Dataset listings of figures:
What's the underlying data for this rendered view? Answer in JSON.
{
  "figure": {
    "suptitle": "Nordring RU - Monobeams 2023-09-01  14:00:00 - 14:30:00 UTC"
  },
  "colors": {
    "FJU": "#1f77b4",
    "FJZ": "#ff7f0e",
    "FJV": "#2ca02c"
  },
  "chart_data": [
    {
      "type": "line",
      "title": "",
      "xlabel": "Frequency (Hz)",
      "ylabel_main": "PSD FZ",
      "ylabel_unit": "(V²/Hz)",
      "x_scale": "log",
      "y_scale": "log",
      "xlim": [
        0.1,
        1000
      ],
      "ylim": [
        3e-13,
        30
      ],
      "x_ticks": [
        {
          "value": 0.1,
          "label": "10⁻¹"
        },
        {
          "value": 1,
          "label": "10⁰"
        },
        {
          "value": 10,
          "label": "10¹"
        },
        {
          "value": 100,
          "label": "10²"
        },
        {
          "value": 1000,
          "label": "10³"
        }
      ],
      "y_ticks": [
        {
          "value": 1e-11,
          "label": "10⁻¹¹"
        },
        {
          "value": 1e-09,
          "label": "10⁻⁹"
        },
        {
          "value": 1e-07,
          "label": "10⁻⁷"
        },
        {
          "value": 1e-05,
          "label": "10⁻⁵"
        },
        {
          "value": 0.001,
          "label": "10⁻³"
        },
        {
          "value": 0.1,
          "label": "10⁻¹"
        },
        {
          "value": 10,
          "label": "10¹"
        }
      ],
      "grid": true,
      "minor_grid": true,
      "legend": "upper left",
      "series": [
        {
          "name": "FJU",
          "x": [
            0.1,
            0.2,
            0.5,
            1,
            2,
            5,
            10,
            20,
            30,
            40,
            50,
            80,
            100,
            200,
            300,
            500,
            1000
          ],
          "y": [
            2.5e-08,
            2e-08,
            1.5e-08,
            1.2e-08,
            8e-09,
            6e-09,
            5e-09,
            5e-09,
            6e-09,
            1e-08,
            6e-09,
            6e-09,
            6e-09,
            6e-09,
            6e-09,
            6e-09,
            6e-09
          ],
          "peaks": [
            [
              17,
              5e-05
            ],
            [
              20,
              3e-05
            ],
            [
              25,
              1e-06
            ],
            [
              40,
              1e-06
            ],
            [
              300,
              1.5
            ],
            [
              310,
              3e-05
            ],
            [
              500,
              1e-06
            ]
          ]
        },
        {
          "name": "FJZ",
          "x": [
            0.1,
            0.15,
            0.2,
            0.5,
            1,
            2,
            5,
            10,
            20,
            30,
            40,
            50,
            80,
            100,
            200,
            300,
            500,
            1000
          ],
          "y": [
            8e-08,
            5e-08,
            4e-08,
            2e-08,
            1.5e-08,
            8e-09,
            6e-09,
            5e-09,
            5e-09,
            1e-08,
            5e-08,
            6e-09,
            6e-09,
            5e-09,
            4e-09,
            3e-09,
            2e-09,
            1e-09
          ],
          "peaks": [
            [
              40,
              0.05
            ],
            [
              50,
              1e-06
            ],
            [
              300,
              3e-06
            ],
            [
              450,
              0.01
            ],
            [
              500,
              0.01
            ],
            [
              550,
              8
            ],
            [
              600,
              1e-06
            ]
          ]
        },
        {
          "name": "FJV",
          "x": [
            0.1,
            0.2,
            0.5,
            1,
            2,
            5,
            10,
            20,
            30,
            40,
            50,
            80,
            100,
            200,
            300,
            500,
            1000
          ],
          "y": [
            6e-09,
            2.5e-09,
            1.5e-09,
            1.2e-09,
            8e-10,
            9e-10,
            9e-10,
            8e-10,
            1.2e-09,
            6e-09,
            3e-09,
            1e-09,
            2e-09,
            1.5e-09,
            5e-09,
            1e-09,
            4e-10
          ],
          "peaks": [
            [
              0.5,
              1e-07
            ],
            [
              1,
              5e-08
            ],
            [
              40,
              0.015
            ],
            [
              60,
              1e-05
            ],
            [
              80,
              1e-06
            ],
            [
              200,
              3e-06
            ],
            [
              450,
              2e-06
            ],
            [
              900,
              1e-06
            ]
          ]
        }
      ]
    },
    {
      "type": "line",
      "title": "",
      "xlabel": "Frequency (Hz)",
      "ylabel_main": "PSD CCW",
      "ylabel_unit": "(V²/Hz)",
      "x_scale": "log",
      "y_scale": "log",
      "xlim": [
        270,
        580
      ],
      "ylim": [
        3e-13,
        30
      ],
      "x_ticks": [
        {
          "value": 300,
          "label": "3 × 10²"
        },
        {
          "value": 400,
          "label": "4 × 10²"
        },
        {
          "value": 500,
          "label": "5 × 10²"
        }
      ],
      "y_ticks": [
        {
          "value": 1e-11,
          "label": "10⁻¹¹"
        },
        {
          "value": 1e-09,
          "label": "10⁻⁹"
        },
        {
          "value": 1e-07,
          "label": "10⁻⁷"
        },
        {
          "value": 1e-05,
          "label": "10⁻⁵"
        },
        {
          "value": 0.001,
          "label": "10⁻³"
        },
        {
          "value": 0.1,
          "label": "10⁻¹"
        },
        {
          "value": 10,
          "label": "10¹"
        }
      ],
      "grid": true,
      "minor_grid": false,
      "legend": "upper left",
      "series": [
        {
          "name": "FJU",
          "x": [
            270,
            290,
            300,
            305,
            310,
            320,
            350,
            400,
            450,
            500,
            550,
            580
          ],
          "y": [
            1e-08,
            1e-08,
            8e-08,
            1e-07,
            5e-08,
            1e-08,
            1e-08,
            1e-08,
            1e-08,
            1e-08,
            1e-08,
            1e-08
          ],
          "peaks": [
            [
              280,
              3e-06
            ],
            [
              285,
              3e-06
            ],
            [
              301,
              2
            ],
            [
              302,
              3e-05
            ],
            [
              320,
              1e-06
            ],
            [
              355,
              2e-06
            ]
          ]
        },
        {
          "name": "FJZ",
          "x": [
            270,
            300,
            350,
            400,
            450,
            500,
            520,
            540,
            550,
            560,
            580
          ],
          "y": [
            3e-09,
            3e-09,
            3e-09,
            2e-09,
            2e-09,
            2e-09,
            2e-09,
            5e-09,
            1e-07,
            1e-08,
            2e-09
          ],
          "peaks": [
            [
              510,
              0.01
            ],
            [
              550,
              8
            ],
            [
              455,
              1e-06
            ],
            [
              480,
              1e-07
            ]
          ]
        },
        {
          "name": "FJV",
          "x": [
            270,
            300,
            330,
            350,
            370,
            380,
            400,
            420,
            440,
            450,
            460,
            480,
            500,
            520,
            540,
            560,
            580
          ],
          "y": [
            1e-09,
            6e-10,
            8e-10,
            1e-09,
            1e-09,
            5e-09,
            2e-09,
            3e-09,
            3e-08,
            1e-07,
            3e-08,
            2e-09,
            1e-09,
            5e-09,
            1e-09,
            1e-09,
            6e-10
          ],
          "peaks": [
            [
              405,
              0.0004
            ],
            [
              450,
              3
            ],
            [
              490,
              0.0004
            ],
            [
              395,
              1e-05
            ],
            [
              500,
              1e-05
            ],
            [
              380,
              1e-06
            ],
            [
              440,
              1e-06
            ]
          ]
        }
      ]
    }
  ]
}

Given exercise: All of the material above needs to be copied exactly.

Result:
What's the underlying data for this rendered view? Answer in JSON.
{
  "figure": {
    "suptitle": "Nordring RU - Monobeams 2023-09-01  14:00:00 - 14:30:00 UTC"
  },
  "colors": {
    "FJU": "#1f77b4",
    "FJZ": "#ff7f0e",
    "FJV": "#2ca02c"
  },
  "chart_data": [
    {
      "type": "line",
      "title": "",
      "xlabel": "Frequency (Hz)",
      "ylabel_main": "PSD FZ",
      "ylabel_unit": "(V²/Hz)",
      "x_scale": "log",
      "y_scale": "log",
      "xlim": [
        0.1,
        1000
      ],
      "ylim": [
        3e-13,
        30
      ],
      "x_ticks": [
        {
          "value": 0.1,
          "label": "10⁻¹"
        },
        {
          "value": 1,
          "label": "10⁰"
        },
        {
          "value": 10,
          "label": "10¹"
        },
        {
          "value": 100,
          "label": "10²"
        },
        {
          "value": 1000,
          "label": "10³"
        }
      ],
      "y_ticks": [
        {
          "value": 1e-11,
          "label": "10⁻¹¹"
        },
        {
          "value": 1e-09,
          "label": "10⁻⁹"
        },
        {
          "value": 1e-07,
          "label": "10⁻⁷"
        },
        {
          "value": 1e-05,
          "label": "10⁻⁵"
        },
        {
          "value": 0.001,
          "label": "10⁻³"
        },
        {
          "value": 0.1,
          "label": "10⁻¹"
        },
        {
          "value": 10,
          "label": "10¹"
        }
      ],
      "grid": true,
      "minor_grid": true,
      "legend": "upper left",
      "series": [
        {
          "name": "FJU",
          "x": [
            0.1,
            0.2,
            0.5,
            1,
            2,
            5,
            10,
            20,
            30,
            40,
            50,
            80,
            100,
            200,
            300,
            500,
            1000
          ],
          "y": [
            2.5e-08,
            2e-08,
            1.5e-08,
            1.2e-08,
            8e-09,
            6e-09,
            5e-09,
            5e-09,
            6e-09,
            1e-08,
            6e-09,
            6e-09,
            6e-09,
            6e-09,
            6e-09,
            6e-09,
            6e-09
          ],
          "peaks": [
            [
              17,
              5e-05
            ],
            [
              20,
              3e-05
            ],
            [
              25,
              1e-06
            ],
            [
              40,
              1e-06
            ],
            [
              300,
              1.5
            ],
            [
              310,
              3e-05
            ],
            [
              500,
              1e-06
            ]
          ]
        },
        {
          "name": "FJZ",
          "x": [
            0.1,
            0.15,
            0.2,
            0.5,
            1,
            2,
            5,
            10,
            20,
            30,
            40,
            50,
            80,
            100,
            200,
            300,
            500,
            1000
          ],
          "y": [
            8e-08,
            5e-08,
            4e-08,
            2e-08,
            1.5e-08,
            8e-09,
            6e-09,
            5e-09,
            5e-09,
            1e-08,
            5e-08,
            6e-09,
            6e-09,
            5e-09,
            4e-09,
            3e-09,
            2e-09,
            1e-09
          ],
          "peaks": [
            [
              40,
              0.05
            ],
            [
              50,
              1e-06
            ],
            [
              300,
              3e-06
            ],
            [
              450,
              0.01
            ],
            [
              500,
              0.01
            ],
            [
              550,
              8
            ],
            [
              600,
              1e-06
            ]
          ]
        },
        {
          "name": "FJV",
          "x": [
            0.1,
            0.2,
            0.5,
            1,
            2,
            5,
            10,
            20,
            30,
            40,
            50,
            80,
            100,
            200,
            300,
            500,
            1000
          ],
          "y": [
            6e-09,
            2.5e-09,
            1.5e-09,
            1.2e-09,
            8e-10,
            9e-10,
            9e-10,
            8e-10,
            1.2e-09,
            6e-09,
            3e-09,
            1e-09,
            2e-09,
            1.5e-09,
            5e-09,
            1e-09,
            4e-10
          ],
          "peaks": [
            [
              0.5,
              1e-07
            ],
            [
              1,
              5e-08
            ],
            [
              40,
              0.015
            ],
            [
              60,
              1e-05
            ],
            [
              80,
              1e-06
            ],
            [
              200,
              3e-06
            ],
            [
              450,
              2e-06
            ],
            [
              900,
              1e-06
            ]
          ]
        }
      ]
    },
    {
      "type": "line",
      "title": "",
      "xlabel": "Frequency (Hz)",
      "ylabel_main": "PSD CCW",
      "ylabel_unit": "(V²/Hz)",
      "x_scale": "log",
      "y_scale": "log",
      "xlim": [
        270,
        580
      ],
      "ylim": [
        3e-13,
        30
      ],
      "x_ticks": [
        {
          "value": 300,
          "label": "3 × 10²"
        },
        {
          "value": 400,
          "label": "4 × 10²"
        },
        {
          "value": 500,
          "label": "5 × 10²"
        }
      ],
      "y_ticks": [
        {
          "value": 1e-11,
          "label": "10⁻¹¹"
        },
        {
          "value": 1e-09,
          "label": "10⁻⁹"
        },
        {
          "value": 1e-07,
          "label": "10⁻⁷"
        },
        {
          "value": 1e-05,
          "label": "10⁻⁵"
        },
        {
          "value": 0.001,
          "label": "10⁻³"
        },
        {
          "value": 0.1,
          "label": "10⁻¹"
        },
        {
          "value": 10,
          "label": "10¹"
        }
      ],
      "grid": true,
      "minor_grid": false,
      "legend": "upper left",
      "series": [
        {
          "name": "FJU",
          "x": [
            270,
            290,
            300,
            305,
            310,
            320,
            350,
            400,
            450,
            500,
            550,
            580
          ],
          "y": [
            1e-08,
            1e-08,
            8e-08,
            1e-07,
            5e-08,
            1e-08,
            1e-08,
            1e-08,
            1e-08,
            1e-08,
            1e-08,
            1e-08
          ],
          "peaks": [
            [
              280,
              3e-06
            ],
            [
              285,
              3e-06
            ],
            [
              301,
              2
            ],
            [
              302,
              3e-05
            ],
            [
              320,
              1e-06
            ],
            [
              355,
              2e-06
            ]
          ]
        },
        {
          "name": "FJZ",
          "x": [
            270,
            300,
            350,
            400,
            450,
            500,
            520,
            540,
            550,
            560,
            580
          ],
          "y": [
            3e-09,
            3e-09,
            3e-09,
            2e-09,
            2e-09,
            2e-09,
            2e-09,
            5e-09,
            1e-07,
            1e-08,
            2e-09
          ],
          "peaks": [
            [
              510,
              0.01
            ],
            [
              550,
              8
            ],
            [
              455,
              1e-06
            ],
            [
              480,
              1e-07
            ]
          ]
        },
        {
          "name": "FJV",
          "x": [
            270,
            300,
            330,
            350,
            370,
            380,
            400,
            420,
            440,
            450,
            460,
            480,
            500,
            520,
            540,
            560,
            580
          ],
          "y": [
            1e-09,
            6e-10,
            8e-10,
            1e-09,
            1e-09,
            5e-09,
            2e-09,
            3e-09,
            3e-08,
            1e-07,
            3e-08,
            2e-09,
            1e-09,
            5e-09,
            1e-09,
            1e-09,
            6e-10
          ],
          "peaks": [
            [
              405,
              0.0004
            ],
            [
              450,
              3
            ],
            [
              490,
              0.0004
            ],
            [
              395,
              1e-05
            ],
            [
              500,
              1e-05
            ],
            [
              380,
              1e-06
            ],
            [
              440,
              1e-06
            ]
          ]
        }
      ]
    }
  ]
}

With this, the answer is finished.